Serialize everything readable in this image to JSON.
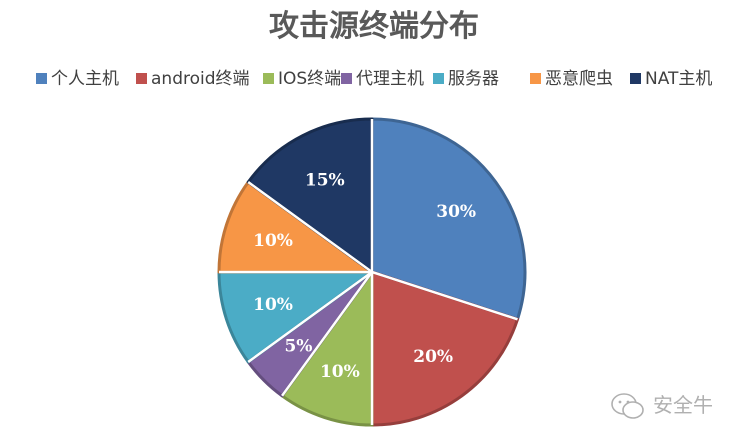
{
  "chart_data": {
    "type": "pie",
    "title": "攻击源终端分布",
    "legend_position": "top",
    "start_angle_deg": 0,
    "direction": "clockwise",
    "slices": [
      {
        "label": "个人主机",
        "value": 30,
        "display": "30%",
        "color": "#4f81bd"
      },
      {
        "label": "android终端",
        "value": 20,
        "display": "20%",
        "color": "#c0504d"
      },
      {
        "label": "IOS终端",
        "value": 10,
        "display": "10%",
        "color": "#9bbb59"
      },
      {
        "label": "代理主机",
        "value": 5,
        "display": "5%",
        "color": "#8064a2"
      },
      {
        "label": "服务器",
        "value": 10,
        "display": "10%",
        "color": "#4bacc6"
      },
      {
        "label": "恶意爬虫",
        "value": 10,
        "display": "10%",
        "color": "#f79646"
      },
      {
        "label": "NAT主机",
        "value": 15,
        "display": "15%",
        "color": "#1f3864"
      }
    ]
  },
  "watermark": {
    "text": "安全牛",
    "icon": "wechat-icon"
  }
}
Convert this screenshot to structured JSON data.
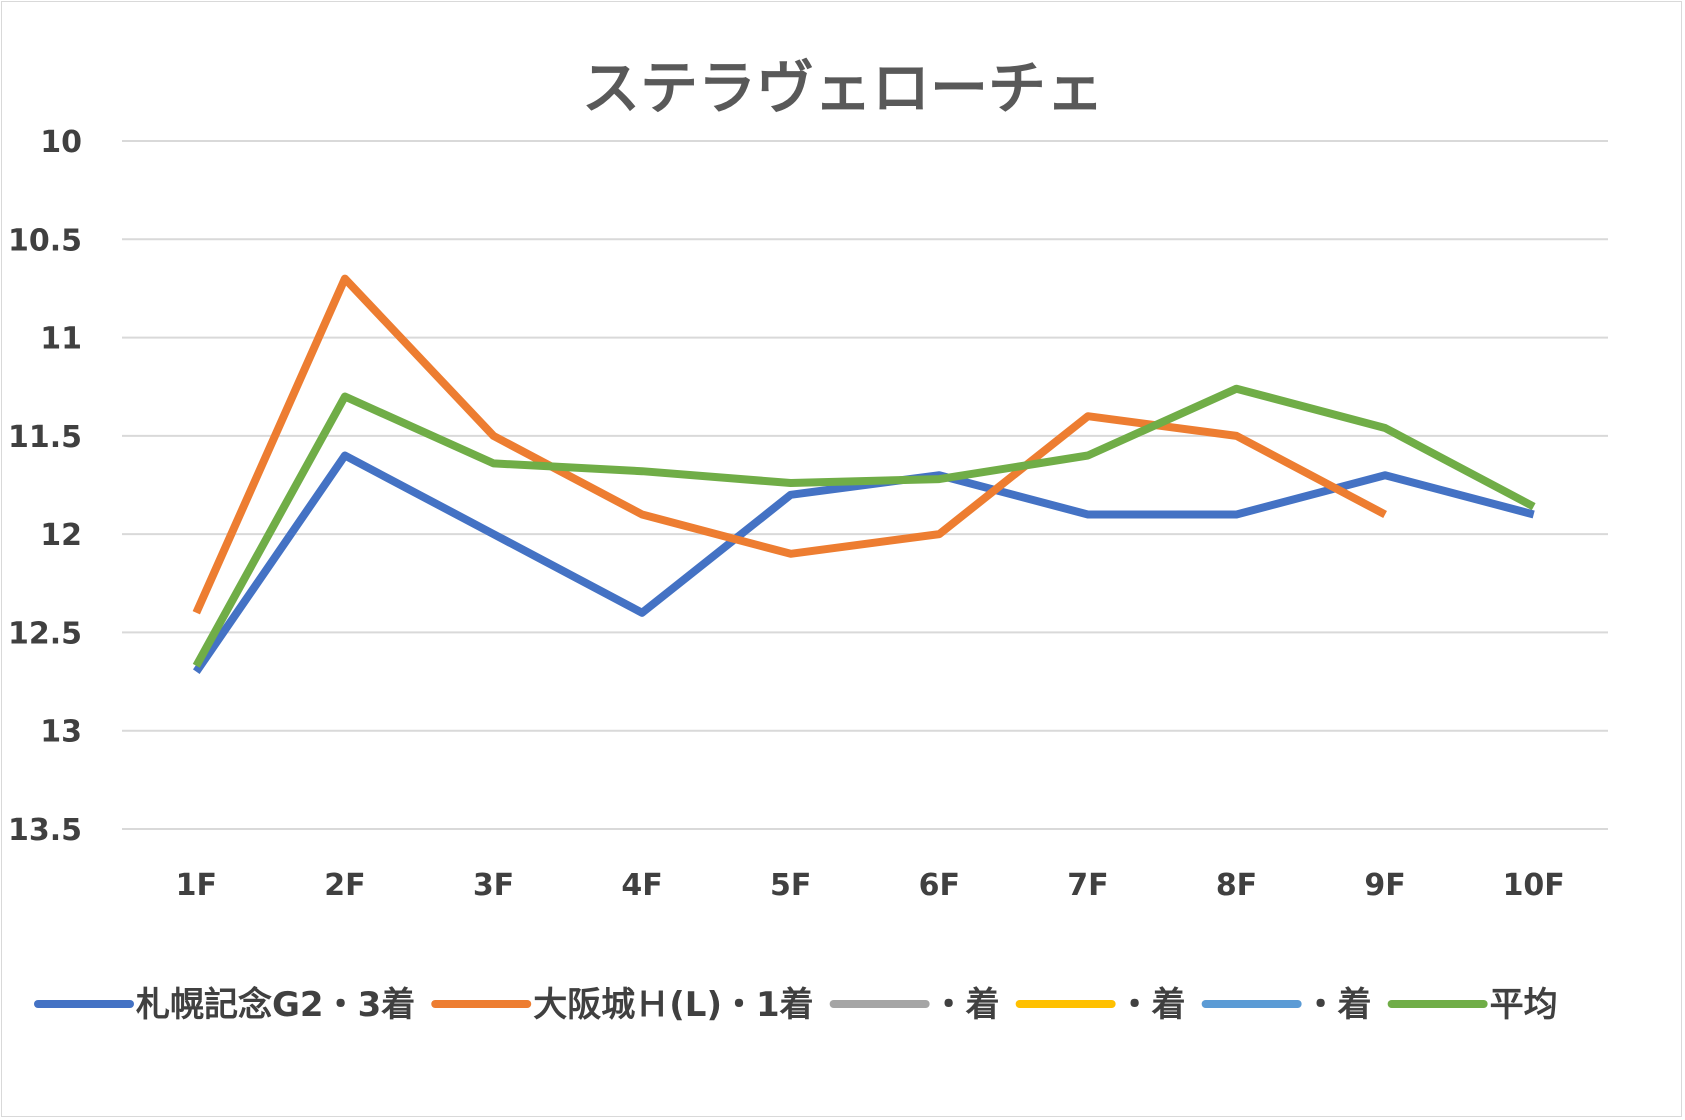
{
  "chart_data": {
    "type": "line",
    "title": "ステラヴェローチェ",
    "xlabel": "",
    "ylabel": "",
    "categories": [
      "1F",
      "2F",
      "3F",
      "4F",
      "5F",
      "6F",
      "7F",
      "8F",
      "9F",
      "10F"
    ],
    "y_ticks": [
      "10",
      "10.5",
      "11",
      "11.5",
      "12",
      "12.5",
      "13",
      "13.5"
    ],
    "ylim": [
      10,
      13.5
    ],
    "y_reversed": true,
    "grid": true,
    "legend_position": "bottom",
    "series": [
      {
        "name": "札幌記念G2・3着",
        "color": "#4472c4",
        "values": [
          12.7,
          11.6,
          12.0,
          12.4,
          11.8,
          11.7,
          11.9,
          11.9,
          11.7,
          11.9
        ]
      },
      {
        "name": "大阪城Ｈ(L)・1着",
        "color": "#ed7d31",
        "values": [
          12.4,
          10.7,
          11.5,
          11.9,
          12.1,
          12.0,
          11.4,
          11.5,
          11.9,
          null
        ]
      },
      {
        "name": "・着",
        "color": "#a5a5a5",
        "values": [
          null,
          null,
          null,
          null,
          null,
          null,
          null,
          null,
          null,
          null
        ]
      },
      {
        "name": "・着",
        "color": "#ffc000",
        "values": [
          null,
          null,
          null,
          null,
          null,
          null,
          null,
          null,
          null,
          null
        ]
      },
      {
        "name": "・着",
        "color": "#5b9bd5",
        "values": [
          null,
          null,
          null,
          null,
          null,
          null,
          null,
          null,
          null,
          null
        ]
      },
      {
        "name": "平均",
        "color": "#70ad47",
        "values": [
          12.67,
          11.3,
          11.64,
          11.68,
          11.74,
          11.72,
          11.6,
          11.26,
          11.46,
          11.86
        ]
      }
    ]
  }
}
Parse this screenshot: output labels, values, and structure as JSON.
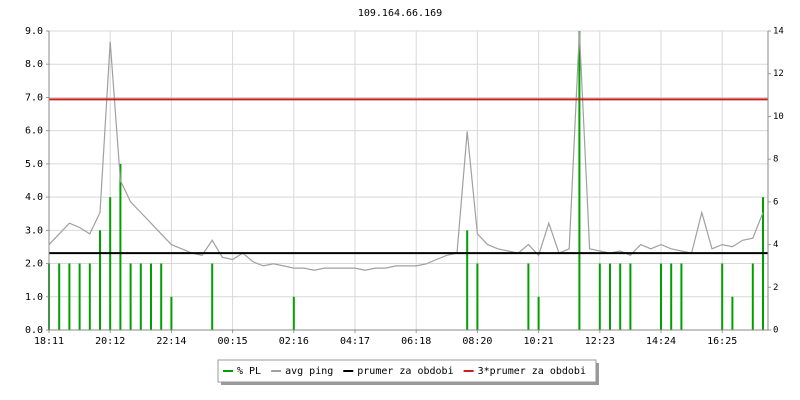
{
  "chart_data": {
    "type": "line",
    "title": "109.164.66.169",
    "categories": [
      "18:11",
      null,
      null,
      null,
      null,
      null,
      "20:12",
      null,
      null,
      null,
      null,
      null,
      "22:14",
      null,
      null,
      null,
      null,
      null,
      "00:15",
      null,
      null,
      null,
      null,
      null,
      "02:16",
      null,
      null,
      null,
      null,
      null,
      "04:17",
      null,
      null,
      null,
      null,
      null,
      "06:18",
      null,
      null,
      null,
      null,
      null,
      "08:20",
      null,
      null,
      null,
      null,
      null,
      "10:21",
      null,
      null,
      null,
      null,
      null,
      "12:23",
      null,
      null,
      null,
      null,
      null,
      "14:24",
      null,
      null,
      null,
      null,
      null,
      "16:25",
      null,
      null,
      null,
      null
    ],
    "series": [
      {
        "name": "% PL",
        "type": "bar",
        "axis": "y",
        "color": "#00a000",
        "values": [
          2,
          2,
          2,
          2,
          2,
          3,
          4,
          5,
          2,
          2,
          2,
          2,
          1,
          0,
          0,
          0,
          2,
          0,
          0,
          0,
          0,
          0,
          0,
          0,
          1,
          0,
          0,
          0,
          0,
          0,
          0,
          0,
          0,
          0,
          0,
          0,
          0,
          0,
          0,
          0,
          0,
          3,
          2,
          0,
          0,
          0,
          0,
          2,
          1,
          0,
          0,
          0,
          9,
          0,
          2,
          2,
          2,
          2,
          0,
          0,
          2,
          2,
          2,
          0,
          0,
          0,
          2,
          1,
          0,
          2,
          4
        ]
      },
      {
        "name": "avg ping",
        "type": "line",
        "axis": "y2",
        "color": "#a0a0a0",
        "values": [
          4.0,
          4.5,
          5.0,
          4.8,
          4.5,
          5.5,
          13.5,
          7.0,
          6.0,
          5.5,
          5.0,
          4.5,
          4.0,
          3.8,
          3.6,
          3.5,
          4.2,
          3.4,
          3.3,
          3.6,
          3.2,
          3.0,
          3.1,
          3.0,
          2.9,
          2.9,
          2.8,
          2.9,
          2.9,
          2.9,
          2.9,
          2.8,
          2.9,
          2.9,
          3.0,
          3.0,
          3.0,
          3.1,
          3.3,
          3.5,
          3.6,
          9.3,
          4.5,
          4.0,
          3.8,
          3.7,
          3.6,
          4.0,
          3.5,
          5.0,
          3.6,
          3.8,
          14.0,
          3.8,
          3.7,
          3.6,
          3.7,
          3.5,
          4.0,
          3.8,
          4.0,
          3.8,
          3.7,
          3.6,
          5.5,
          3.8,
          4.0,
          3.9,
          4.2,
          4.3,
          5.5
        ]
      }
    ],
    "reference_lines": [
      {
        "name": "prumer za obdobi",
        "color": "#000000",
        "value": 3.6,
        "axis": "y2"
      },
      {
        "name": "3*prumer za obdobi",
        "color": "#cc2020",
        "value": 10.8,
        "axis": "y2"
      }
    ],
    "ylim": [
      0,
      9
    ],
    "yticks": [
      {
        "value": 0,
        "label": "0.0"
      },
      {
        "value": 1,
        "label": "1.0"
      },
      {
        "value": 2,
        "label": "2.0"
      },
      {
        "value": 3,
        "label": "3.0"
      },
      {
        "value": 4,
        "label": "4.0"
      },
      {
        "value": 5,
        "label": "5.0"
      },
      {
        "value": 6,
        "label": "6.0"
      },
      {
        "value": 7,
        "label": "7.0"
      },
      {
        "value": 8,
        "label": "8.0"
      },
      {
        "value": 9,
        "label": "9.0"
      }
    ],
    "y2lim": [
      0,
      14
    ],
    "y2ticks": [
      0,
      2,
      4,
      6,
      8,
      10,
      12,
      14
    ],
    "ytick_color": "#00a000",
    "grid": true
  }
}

What to produce - Gather every line from the listing above in which "type" appears, and copy those lines.

Result of this task -
    "type": "pie",
    "type": "line",
    "type": "line",
        "type": "bar",
        "type": "line",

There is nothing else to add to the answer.